§ **SHORT PROBLEM**
Return every item below word for word, with no changes.

§ **RECORDS FOR THIS EXERCISE**
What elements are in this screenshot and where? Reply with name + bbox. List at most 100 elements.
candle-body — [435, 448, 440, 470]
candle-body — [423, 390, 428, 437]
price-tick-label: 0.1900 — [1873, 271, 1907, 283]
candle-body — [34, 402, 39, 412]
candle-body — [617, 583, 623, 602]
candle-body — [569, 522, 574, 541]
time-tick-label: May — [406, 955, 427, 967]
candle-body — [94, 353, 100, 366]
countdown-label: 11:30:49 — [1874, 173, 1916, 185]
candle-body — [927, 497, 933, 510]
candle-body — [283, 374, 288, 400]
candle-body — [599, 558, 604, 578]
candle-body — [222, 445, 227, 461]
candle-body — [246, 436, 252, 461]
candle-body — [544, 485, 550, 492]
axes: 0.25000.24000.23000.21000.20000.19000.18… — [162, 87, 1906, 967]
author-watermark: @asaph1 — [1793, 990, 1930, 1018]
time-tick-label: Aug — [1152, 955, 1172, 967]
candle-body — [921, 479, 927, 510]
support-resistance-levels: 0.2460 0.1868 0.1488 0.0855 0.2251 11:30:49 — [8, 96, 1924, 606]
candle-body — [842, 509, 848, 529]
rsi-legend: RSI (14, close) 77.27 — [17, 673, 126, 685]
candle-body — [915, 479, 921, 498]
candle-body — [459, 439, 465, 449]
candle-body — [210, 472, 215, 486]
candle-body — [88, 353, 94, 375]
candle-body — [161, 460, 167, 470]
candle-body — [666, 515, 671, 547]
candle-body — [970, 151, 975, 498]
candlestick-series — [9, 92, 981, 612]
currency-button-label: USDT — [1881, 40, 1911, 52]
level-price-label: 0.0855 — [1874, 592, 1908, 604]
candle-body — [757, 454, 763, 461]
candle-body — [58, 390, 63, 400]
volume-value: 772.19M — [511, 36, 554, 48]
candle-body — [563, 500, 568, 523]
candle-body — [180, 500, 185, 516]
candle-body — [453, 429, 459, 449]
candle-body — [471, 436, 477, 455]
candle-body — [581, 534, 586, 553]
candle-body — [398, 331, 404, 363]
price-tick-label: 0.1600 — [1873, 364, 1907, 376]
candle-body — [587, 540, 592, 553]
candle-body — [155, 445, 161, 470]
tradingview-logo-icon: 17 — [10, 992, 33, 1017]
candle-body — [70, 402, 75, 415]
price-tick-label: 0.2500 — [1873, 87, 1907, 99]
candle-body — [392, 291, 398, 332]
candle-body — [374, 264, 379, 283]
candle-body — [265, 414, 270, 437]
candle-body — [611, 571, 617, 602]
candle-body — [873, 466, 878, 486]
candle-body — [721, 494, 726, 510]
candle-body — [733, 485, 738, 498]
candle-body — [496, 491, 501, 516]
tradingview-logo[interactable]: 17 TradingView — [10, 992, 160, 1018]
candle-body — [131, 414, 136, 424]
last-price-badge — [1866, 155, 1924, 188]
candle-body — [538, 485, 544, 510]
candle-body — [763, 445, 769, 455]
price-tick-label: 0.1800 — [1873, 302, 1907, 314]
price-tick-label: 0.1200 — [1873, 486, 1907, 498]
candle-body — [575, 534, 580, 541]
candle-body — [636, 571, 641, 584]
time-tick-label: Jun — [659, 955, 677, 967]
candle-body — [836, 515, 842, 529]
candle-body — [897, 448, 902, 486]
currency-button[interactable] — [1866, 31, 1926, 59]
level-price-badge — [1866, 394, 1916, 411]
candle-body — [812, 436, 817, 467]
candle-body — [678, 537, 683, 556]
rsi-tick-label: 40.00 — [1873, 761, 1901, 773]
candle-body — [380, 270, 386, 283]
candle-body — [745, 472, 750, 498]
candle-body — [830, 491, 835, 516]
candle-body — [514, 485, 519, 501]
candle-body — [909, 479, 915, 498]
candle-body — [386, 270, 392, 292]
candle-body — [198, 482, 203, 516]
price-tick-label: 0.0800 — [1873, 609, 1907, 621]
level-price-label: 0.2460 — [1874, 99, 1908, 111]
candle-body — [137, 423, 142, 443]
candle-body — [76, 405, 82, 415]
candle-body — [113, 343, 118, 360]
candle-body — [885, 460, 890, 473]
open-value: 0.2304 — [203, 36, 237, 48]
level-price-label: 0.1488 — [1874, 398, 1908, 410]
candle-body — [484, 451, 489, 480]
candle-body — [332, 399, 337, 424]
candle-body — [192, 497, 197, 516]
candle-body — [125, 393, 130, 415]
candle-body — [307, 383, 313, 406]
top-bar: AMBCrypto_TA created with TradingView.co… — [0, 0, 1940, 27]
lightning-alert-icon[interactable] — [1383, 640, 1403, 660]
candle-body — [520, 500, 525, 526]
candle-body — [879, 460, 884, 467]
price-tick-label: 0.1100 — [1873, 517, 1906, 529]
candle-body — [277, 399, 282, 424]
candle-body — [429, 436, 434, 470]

§ **ANSWER TO THE TASK**
What elements are in this screenshot and where? Reply with name + bbox. List at most 100 elements.
candle-body — [435, 448, 440, 470]
candle-body — [423, 390, 428, 437]
price-tick-label: 0.1900 — [1873, 271, 1907, 283]
candle-body — [34, 402, 39, 412]
candle-body — [617, 583, 623, 602]
candle-body — [569, 522, 574, 541]
time-tick-label: May — [406, 955, 427, 967]
candle-body — [94, 353, 100, 366]
countdown-label: 11:30:49 — [1874, 173, 1916, 185]
candle-body — [927, 497, 933, 510]
candle-body — [283, 374, 288, 400]
candle-body — [599, 558, 604, 578]
candle-body — [222, 445, 227, 461]
candle-body — [246, 436, 252, 461]
candle-body — [544, 485, 550, 492]
axes: 0.25000.24000.23000.21000.20000.19000.18… — [162, 87, 1906, 967]
author-watermark: @asaph1 — [1793, 990, 1930, 1018]
time-tick-label: Aug — [1152, 955, 1172, 967]
candle-body — [921, 479, 927, 510]
support-resistance-levels: 0.2460 0.1868 0.1488 0.0855 0.2251 11:30:49 — [8, 96, 1924, 606]
candle-body — [842, 509, 848, 529]
rsi-legend: RSI (14, close) 77.27 — [17, 673, 126, 685]
candle-body — [915, 479, 921, 498]
candle-body — [459, 439, 465, 449]
candle-body — [210, 472, 215, 486]
candle-body — [88, 353, 94, 375]
candle-body — [161, 460, 167, 470]
candle-body — [666, 515, 671, 547]
candle-body — [970, 151, 975, 498]
candlestick-series — [9, 92, 981, 612]
currency-button-label: USDT — [1881, 40, 1911, 52]
level-price-label: 0.0855 — [1874, 592, 1908, 604]
candle-body — [757, 454, 763, 461]
candle-body — [58, 390, 63, 400]
volume-value: 772.19M — [511, 36, 554, 48]
candle-body — [563, 500, 568, 523]
candle-body — [180, 500, 185, 516]
candle-body — [453, 429, 459, 449]
candle-body — [471, 436, 477, 455]
candle-body — [581, 534, 586, 553]
candle-body — [398, 331, 404, 363]
price-tick-label: 0.1600 — [1873, 364, 1907, 376]
candle-body — [587, 540, 592, 553]
candle-body — [155, 445, 161, 470]
tradingview-logo-icon: 17 — [10, 992, 33, 1017]
candle-body — [70, 402, 75, 415]
price-tick-label: 0.2500 — [1873, 87, 1907, 99]
candle-body — [392, 291, 398, 332]
candle-body — [374, 264, 379, 283]
candle-body — [265, 414, 270, 437]
candle-body — [611, 571, 617, 602]
candle-body — [873, 466, 878, 486]
candle-body — [721, 494, 726, 510]
candle-body — [733, 485, 738, 498]
candle-body — [496, 491, 501, 516]
tradingview-logo[interactable]: 17 TradingView — [10, 992, 160, 1018]
candle-body — [131, 414, 136, 424]
last-price-badge — [1866, 155, 1924, 188]
candle-body — [538, 485, 544, 510]
candle-body — [763, 445, 769, 455]
price-tick-label: 0.1800 — [1873, 302, 1907, 314]
price-tick-label: 0.1200 — [1873, 486, 1907, 498]
candle-body — [575, 534, 580, 541]
candle-body — [636, 571, 641, 584]
time-tick-label: Jun — [659, 955, 677, 967]
candle-body — [836, 515, 842, 529]
candle-body — [897, 448, 902, 486]
currency-button[interactable] — [1866, 31, 1926, 59]
level-price-badge — [1866, 394, 1916, 411]
candle-body — [812, 436, 817, 467]
candle-body — [678, 537, 683, 556]
rsi-tick-label: 40.00 — [1873, 761, 1901, 773]
candle-body — [380, 270, 386, 283]
candle-body — [745, 472, 750, 498]
candle-body — [830, 491, 835, 516]
candle-body — [514, 485, 519, 501]
candle-body — [909, 479, 915, 498]
candle-body — [386, 270, 392, 292]
candle-body — [198, 482, 203, 516]
price-tick-label: 0.0800 — [1873, 609, 1907, 621]
level-price-label: 0.2460 — [1874, 99, 1908, 111]
candle-body — [137, 423, 142, 443]
candle-body — [76, 405, 82, 415]
candle-body — [113, 343, 118, 360]
candle-body — [885, 460, 890, 473]
open-value: 0.2304 — [203, 36, 237, 48]
level-price-label: 0.1488 — [1874, 398, 1908, 410]
candle-body — [484, 451, 489, 480]
candle-body — [332, 399, 337, 424]
candle-body — [192, 497, 197, 516]
candle-body — [125, 393, 130, 415]
candle-body — [307, 383, 313, 406]
top-bar: AMBCrypto_TA created with TradingView.co… — [0, 0, 1940, 27]
lightning-alert-icon[interactable] — [1383, 640, 1403, 660]
candle-body — [520, 500, 525, 526]
candle-body — [879, 460, 884, 467]
price-tick-label: 0.1100 — [1873, 517, 1906, 529]
candle-body — [277, 399, 282, 424]
candle-body — [429, 436, 434, 470]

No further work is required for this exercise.